Task -
Find each line in the records that contains the string "Meeting" and copy those lines. Case counts.

Region annotation records -
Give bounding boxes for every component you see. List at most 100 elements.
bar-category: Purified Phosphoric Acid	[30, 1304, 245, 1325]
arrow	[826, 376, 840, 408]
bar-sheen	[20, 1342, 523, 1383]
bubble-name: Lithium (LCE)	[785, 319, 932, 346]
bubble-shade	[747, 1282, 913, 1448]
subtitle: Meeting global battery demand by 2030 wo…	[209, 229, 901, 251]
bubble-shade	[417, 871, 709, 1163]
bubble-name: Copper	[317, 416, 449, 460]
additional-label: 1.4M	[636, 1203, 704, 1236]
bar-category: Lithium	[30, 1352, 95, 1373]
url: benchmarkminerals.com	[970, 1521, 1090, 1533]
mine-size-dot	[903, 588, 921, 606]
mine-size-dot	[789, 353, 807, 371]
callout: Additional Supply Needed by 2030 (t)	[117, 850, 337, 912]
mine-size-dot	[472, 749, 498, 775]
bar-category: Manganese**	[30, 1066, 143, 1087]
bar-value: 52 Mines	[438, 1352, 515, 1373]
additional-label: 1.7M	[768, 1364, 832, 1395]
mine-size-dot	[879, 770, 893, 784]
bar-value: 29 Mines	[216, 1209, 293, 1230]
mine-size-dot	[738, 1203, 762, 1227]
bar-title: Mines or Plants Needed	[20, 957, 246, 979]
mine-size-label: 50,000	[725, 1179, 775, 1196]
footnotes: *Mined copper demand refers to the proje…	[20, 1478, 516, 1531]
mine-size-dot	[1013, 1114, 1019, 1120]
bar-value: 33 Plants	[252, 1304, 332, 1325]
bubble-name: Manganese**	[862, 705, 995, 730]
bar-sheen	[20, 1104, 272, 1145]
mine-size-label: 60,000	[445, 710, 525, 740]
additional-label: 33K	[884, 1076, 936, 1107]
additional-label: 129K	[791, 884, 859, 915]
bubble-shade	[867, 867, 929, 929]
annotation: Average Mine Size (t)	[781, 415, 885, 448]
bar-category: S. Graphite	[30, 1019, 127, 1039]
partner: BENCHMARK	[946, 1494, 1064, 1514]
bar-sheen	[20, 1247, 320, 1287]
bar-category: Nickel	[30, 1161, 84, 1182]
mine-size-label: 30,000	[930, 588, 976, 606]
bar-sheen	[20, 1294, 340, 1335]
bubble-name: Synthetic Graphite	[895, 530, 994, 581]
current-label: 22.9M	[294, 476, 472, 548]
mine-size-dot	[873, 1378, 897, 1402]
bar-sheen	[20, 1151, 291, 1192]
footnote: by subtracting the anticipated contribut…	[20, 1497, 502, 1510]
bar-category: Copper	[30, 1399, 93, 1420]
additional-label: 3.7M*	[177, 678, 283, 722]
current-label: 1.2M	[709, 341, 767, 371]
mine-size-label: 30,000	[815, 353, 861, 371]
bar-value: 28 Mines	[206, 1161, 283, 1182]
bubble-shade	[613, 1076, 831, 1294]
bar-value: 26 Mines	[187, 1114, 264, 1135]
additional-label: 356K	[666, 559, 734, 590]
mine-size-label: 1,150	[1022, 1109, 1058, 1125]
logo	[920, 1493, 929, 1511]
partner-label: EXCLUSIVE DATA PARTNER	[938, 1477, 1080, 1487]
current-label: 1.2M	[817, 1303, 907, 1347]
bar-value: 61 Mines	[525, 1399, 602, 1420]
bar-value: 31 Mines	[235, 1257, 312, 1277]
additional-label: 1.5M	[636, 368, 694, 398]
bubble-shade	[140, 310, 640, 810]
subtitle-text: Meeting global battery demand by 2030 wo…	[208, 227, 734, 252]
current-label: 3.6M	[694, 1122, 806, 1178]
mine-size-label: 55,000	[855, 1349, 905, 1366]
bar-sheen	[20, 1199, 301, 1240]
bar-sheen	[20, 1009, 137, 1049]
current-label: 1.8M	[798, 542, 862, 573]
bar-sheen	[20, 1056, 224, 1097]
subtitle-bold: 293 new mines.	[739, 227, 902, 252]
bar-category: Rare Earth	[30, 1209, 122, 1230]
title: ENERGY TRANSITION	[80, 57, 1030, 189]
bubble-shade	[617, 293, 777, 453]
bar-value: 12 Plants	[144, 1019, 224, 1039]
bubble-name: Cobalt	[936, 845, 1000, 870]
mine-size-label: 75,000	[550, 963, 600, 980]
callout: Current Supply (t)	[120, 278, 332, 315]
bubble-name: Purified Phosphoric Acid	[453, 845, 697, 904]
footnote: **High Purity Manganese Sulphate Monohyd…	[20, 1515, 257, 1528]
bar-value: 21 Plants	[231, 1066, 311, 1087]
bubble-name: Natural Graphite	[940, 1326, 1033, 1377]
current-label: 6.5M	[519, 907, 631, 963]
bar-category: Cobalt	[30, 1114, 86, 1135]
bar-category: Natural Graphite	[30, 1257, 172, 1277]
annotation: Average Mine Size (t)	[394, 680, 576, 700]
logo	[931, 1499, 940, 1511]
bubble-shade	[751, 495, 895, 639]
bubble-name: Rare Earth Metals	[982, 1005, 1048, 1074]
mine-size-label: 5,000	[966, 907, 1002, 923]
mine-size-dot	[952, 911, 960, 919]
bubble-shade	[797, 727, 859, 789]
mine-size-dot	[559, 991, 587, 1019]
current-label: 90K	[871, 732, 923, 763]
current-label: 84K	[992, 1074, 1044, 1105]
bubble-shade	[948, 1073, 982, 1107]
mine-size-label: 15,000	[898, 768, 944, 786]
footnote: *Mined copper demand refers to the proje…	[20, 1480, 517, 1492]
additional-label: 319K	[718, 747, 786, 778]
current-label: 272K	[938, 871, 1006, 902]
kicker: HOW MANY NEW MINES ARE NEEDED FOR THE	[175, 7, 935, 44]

Task response -
subtitle: Meeting global battery demand by 2030 wo…	[209, 229, 901, 251]
subtitle-text: Meeting global battery demand by 2030 wo…	[208, 227, 734, 252]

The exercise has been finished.